## START
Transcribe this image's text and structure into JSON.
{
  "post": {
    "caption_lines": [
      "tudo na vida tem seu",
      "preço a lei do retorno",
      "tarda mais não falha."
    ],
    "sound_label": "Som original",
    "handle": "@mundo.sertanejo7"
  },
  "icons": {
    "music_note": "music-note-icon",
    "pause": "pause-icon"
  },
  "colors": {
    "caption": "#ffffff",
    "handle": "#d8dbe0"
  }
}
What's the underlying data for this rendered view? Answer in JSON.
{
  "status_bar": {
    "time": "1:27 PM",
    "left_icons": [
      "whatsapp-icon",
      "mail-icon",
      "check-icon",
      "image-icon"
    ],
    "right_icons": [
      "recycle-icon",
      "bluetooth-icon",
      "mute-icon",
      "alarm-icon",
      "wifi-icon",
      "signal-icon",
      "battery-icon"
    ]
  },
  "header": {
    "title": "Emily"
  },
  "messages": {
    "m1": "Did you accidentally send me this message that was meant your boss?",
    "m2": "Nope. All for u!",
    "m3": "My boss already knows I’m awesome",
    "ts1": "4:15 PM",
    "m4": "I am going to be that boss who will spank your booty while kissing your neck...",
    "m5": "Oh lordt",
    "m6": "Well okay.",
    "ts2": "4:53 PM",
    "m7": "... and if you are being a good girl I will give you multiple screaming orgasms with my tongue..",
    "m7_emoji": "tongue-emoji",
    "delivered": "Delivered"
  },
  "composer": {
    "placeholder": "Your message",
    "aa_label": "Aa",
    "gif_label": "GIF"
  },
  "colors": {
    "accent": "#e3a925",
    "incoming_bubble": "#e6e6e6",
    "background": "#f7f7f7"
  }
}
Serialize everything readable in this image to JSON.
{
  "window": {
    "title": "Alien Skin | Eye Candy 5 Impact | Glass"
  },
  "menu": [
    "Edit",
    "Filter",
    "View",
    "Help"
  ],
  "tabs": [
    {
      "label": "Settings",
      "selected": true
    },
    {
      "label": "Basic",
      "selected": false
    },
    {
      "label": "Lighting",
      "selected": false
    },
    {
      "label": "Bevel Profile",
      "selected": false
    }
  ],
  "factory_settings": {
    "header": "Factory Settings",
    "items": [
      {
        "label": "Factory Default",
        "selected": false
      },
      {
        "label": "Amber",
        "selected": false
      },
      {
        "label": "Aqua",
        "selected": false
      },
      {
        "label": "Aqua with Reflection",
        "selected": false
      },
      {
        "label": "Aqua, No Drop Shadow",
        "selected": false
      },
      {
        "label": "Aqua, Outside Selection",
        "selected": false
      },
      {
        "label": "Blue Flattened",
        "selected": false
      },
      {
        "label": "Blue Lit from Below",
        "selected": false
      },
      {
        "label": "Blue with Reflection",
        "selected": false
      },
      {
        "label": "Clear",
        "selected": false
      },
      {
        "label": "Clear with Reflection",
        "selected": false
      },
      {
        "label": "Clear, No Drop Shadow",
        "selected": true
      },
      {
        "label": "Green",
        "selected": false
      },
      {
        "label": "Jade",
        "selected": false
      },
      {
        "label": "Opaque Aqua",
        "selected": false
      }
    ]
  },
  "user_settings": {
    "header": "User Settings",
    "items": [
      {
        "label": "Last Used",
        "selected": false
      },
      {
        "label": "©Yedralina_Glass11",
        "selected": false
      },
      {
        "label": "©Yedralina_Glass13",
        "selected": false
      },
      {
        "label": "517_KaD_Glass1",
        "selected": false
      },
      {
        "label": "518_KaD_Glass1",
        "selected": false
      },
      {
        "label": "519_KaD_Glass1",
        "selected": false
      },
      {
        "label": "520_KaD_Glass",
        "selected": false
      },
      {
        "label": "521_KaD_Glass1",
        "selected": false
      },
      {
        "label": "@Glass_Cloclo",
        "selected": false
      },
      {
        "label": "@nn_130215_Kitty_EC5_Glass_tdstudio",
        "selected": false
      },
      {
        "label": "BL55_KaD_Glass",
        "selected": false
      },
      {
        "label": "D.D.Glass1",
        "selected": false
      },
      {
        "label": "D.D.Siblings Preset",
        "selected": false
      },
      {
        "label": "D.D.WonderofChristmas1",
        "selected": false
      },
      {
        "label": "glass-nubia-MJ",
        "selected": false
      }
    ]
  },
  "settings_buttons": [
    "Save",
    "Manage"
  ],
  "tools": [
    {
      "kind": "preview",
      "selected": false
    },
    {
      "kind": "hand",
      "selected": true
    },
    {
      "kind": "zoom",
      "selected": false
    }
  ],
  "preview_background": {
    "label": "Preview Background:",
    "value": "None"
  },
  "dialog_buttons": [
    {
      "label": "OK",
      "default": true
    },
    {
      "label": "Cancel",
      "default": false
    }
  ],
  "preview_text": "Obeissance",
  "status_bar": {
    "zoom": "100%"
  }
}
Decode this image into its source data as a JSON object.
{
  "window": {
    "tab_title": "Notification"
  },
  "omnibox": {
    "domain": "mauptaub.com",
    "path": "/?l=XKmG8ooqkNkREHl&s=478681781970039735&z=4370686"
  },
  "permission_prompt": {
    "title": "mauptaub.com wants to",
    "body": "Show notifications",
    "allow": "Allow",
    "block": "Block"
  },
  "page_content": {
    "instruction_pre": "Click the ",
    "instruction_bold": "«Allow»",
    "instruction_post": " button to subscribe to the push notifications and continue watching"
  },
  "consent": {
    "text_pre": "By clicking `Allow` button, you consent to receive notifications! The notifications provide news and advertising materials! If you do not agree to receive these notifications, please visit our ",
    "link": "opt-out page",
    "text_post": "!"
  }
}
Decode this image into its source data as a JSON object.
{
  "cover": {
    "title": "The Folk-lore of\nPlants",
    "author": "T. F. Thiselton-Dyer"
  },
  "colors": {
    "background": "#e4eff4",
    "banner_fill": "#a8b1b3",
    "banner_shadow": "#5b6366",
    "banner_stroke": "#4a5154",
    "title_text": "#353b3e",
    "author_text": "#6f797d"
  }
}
## END
**Task instructions**. Search the listing for the word "notifications" and return each line that holds it.

**Task output**.
    "body": "Show notifications",
    "instruction_post": " button to subscribe to the push notifications and continue watching"
    "text_pre": "By clicking `Allow` button, you consent to receive notifications! The notifications provide news and advertising materials! If you do not agree to receive these notifications, please visit our ",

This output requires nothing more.